** Begin **
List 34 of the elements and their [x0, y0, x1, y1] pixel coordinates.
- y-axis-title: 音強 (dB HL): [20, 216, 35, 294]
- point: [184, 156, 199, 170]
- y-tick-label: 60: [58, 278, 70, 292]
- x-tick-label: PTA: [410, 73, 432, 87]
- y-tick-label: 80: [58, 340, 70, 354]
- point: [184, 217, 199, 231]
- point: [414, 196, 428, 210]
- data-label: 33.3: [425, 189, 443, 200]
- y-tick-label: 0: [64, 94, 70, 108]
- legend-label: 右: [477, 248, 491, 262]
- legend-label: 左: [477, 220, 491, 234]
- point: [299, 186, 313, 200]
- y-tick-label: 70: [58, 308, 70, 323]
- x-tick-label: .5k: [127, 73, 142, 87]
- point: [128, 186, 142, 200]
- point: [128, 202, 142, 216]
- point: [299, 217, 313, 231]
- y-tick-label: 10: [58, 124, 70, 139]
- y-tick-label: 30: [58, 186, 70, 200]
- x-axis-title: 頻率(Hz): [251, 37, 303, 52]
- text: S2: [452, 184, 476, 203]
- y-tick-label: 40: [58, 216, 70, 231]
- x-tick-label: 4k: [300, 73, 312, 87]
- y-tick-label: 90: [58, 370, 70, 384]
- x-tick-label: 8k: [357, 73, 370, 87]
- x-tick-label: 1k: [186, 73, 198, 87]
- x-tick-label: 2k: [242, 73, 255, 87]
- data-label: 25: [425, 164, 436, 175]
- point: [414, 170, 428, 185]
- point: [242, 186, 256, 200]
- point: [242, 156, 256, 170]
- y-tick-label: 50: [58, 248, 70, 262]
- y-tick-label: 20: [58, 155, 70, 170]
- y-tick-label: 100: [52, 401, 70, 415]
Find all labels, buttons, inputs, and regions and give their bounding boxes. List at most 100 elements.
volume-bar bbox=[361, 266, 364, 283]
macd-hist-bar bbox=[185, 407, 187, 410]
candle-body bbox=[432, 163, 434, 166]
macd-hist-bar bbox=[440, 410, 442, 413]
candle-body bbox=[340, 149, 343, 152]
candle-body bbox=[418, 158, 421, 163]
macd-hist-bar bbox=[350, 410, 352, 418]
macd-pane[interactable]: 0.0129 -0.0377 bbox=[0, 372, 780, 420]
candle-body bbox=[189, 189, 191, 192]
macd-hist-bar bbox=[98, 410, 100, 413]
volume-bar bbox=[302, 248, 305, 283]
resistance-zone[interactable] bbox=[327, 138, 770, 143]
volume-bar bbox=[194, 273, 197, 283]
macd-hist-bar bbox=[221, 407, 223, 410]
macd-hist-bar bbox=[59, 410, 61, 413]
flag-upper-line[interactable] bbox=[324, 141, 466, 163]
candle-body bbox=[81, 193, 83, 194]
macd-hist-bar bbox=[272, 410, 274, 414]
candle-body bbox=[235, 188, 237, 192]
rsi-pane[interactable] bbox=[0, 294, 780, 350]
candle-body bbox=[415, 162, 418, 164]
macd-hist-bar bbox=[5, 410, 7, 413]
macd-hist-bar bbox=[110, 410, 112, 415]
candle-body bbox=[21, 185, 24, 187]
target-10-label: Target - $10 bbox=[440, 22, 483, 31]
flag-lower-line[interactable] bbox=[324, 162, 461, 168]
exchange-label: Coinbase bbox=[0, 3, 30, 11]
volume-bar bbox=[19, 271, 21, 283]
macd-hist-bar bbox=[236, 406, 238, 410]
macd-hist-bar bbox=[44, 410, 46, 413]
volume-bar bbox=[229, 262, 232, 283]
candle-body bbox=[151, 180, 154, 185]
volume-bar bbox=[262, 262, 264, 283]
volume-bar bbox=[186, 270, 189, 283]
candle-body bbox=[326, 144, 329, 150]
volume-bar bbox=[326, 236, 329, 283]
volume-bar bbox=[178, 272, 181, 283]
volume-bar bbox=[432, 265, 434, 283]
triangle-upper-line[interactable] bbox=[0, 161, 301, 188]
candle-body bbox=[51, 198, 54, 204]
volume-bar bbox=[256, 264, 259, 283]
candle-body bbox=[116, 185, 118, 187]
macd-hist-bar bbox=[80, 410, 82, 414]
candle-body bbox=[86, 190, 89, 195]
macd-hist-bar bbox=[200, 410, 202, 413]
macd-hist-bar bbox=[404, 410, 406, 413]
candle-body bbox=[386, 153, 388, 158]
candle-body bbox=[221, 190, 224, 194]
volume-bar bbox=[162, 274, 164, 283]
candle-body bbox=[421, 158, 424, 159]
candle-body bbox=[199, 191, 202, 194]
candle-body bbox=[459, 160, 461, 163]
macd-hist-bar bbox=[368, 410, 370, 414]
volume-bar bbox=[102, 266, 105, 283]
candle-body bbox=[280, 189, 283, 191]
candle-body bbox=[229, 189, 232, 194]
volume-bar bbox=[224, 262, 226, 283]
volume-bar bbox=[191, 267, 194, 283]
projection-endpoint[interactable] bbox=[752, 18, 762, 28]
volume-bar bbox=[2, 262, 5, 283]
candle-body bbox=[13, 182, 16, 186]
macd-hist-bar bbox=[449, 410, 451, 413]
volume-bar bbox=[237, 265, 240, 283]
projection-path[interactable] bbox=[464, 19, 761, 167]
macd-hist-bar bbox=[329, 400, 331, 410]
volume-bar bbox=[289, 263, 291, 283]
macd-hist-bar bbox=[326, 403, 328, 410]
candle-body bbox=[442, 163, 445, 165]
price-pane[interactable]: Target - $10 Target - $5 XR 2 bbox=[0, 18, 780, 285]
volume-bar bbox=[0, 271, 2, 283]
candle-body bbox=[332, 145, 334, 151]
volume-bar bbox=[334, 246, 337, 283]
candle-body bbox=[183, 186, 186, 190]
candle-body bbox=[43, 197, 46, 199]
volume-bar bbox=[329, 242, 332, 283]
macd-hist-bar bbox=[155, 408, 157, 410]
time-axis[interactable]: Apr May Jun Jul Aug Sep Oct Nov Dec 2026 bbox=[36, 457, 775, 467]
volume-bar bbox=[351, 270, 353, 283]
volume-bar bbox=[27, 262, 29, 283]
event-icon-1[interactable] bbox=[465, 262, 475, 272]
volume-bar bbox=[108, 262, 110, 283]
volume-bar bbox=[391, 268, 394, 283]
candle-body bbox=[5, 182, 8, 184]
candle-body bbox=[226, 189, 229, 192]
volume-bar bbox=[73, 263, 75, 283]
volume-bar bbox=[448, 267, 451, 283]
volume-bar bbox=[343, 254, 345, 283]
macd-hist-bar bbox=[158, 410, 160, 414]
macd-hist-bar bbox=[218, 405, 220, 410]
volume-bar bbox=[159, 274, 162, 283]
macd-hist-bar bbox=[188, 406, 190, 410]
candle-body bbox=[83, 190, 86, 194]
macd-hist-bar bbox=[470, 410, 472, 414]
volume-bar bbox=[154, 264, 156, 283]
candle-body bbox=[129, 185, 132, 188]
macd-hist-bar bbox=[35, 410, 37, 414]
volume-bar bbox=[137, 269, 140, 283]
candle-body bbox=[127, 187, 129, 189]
** End **
Copy every line above word for word, without adding, dropping, or changing anything.

List 34 of the elements and their [x0, y0, x1, y1] pixel coordinates.
- y-axis-title: 音強 (dB HL): [20, 216, 35, 294]
- point: [184, 156, 199, 170]
- y-tick-label: 60: [58, 278, 70, 292]
- x-tick-label: PTA: [410, 73, 432, 87]
- y-tick-label: 80: [58, 340, 70, 354]
- point: [184, 217, 199, 231]
- point: [414, 196, 428, 210]
- data-label: 33.3: [425, 189, 443, 200]
- y-tick-label: 0: [64, 94, 70, 108]
- legend-label: 右: [477, 248, 491, 262]
- legend-label: 左: [477, 220, 491, 234]
- point: [299, 186, 313, 200]
- y-tick-label: 70: [58, 308, 70, 323]
- x-tick-label: .5k: [127, 73, 142, 87]
- point: [128, 186, 142, 200]
- point: [128, 202, 142, 216]
- point: [299, 217, 313, 231]
- y-tick-label: 10: [58, 124, 70, 139]
- y-tick-label: 30: [58, 186, 70, 200]
- x-axis-title: 頻率(Hz): [251, 37, 303, 52]
- text: S2: [452, 184, 476, 203]
- y-tick-label: 40: [58, 216, 70, 231]
- x-tick-label: 4k: [300, 73, 312, 87]
- y-tick-label: 90: [58, 370, 70, 384]
- x-tick-label: 8k: [357, 73, 370, 87]
- x-tick-label: 1k: [186, 73, 198, 87]
- x-tick-label: 2k: [242, 73, 255, 87]
- data-label: 25: [425, 164, 436, 175]
- point: [414, 170, 428, 185]
- point: [242, 186, 256, 200]
- point: [242, 156, 256, 170]
- y-tick-label: 50: [58, 248, 70, 262]
- y-tick-label: 20: [58, 155, 70, 170]
- y-tick-label: 100: [52, 401, 70, 415]
Find all labels, buttons, inputs, and regions and give their bounding boxes. List at most 100 elements.
volume-bar bbox=[361, 266, 364, 283]
macd-hist-bar bbox=[185, 407, 187, 410]
candle-body bbox=[432, 163, 434, 166]
macd-hist-bar bbox=[440, 410, 442, 413]
candle-body bbox=[340, 149, 343, 152]
candle-body bbox=[418, 158, 421, 163]
macd-hist-bar bbox=[350, 410, 352, 418]
macd-pane[interactable]: 0.0129 -0.0377 bbox=[0, 372, 780, 420]
candle-body bbox=[189, 189, 191, 192]
macd-hist-bar bbox=[98, 410, 100, 413]
volume-bar bbox=[302, 248, 305, 283]
resistance-zone[interactable] bbox=[327, 138, 770, 143]
volume-bar bbox=[194, 273, 197, 283]
macd-hist-bar bbox=[221, 407, 223, 410]
macd-hist-bar bbox=[59, 410, 61, 413]
flag-upper-line[interactable] bbox=[324, 141, 466, 163]
candle-body bbox=[81, 193, 83, 194]
macd-hist-bar bbox=[272, 410, 274, 414]
candle-body bbox=[235, 188, 237, 192]
rsi-pane[interactable] bbox=[0, 294, 780, 350]
candle-body bbox=[415, 162, 418, 164]
macd-hist-bar bbox=[5, 410, 7, 413]
macd-hist-bar bbox=[110, 410, 112, 415]
candle-body bbox=[21, 185, 24, 187]
target-10-label: Target - $10 bbox=[440, 22, 483, 31]
flag-lower-line[interactable] bbox=[324, 162, 461, 168]
exchange-label: Coinbase bbox=[0, 3, 30, 11]
volume-bar bbox=[19, 271, 21, 283]
macd-hist-bar bbox=[236, 406, 238, 410]
macd-hist-bar bbox=[44, 410, 46, 413]
volume-bar bbox=[229, 262, 232, 283]
candle-body bbox=[151, 180, 154, 185]
volume-bar bbox=[262, 262, 264, 283]
volume-bar bbox=[186, 270, 189, 283]
candle-body bbox=[326, 144, 329, 150]
volume-bar bbox=[326, 236, 329, 283]
volume-bar bbox=[178, 272, 181, 283]
volume-bar bbox=[432, 265, 434, 283]
triangle-upper-line[interactable] bbox=[0, 161, 301, 188]
candle-body bbox=[51, 198, 54, 204]
volume-bar bbox=[256, 264, 259, 283]
candle-body bbox=[116, 185, 118, 187]
macd-hist-bar bbox=[80, 410, 82, 414]
candle-body bbox=[86, 190, 89, 195]
macd-hist-bar bbox=[200, 410, 202, 413]
macd-hist-bar bbox=[404, 410, 406, 413]
candle-body bbox=[386, 153, 388, 158]
candle-body bbox=[221, 190, 224, 194]
volume-bar bbox=[162, 274, 164, 283]
candle-body bbox=[421, 158, 424, 159]
candle-body bbox=[199, 191, 202, 194]
candle-body bbox=[459, 160, 461, 163]
macd-hist-bar bbox=[368, 410, 370, 414]
volume-bar bbox=[102, 266, 105, 283]
candle-body bbox=[280, 189, 283, 191]
candle-body bbox=[229, 189, 232, 194]
volume-bar bbox=[224, 262, 226, 283]
volume-bar bbox=[191, 267, 194, 283]
projection-endpoint[interactable] bbox=[752, 18, 762, 28]
volume-bar bbox=[2, 262, 5, 283]
candle-body bbox=[13, 182, 16, 186]
macd-hist-bar bbox=[449, 410, 451, 413]
volume-bar bbox=[237, 265, 240, 283]
projection-path[interactable] bbox=[464, 19, 761, 167]
macd-hist-bar bbox=[329, 400, 331, 410]
volume-bar bbox=[289, 263, 291, 283]
macd-hist-bar bbox=[326, 403, 328, 410]
candle-body bbox=[442, 163, 445, 165]
price-pane[interactable]: Target - $10 Target - $5 XR 2 bbox=[0, 18, 780, 285]
volume-bar bbox=[0, 271, 2, 283]
candle-body bbox=[332, 145, 334, 151]
volume-bar bbox=[334, 246, 337, 283]
candle-body bbox=[183, 186, 186, 190]
candle-body bbox=[43, 197, 46, 199]
volume-bar bbox=[329, 242, 332, 283]
macd-hist-bar bbox=[155, 408, 157, 410]
time-axis[interactable]: Apr May Jun Jul Aug Sep Oct Nov Dec 2026 bbox=[36, 457, 775, 467]
volume-bar bbox=[351, 270, 353, 283]
volume-bar bbox=[27, 262, 29, 283]
event-icon-1[interactable] bbox=[465, 262, 475, 272]
volume-bar bbox=[108, 262, 110, 283]
volume-bar bbox=[391, 268, 394, 283]
candle-body bbox=[5, 182, 8, 184]
candle-body bbox=[226, 189, 229, 192]
volume-bar bbox=[73, 263, 75, 283]
volume-bar bbox=[448, 267, 451, 283]
volume-bar bbox=[343, 254, 345, 283]
macd-hist-bar bbox=[158, 410, 160, 414]
macd-hist-bar bbox=[218, 405, 220, 410]
volume-bar bbox=[159, 274, 162, 283]
macd-hist-bar bbox=[188, 406, 190, 410]
candle-body bbox=[83, 190, 86, 194]
macd-hist-bar bbox=[470, 410, 472, 414]
volume-bar bbox=[154, 264, 156, 283]
candle-body bbox=[129, 185, 132, 188]
macd-hist-bar bbox=[35, 410, 37, 414]
volume-bar bbox=[137, 269, 140, 283]
candle-body bbox=[127, 187, 129, 189]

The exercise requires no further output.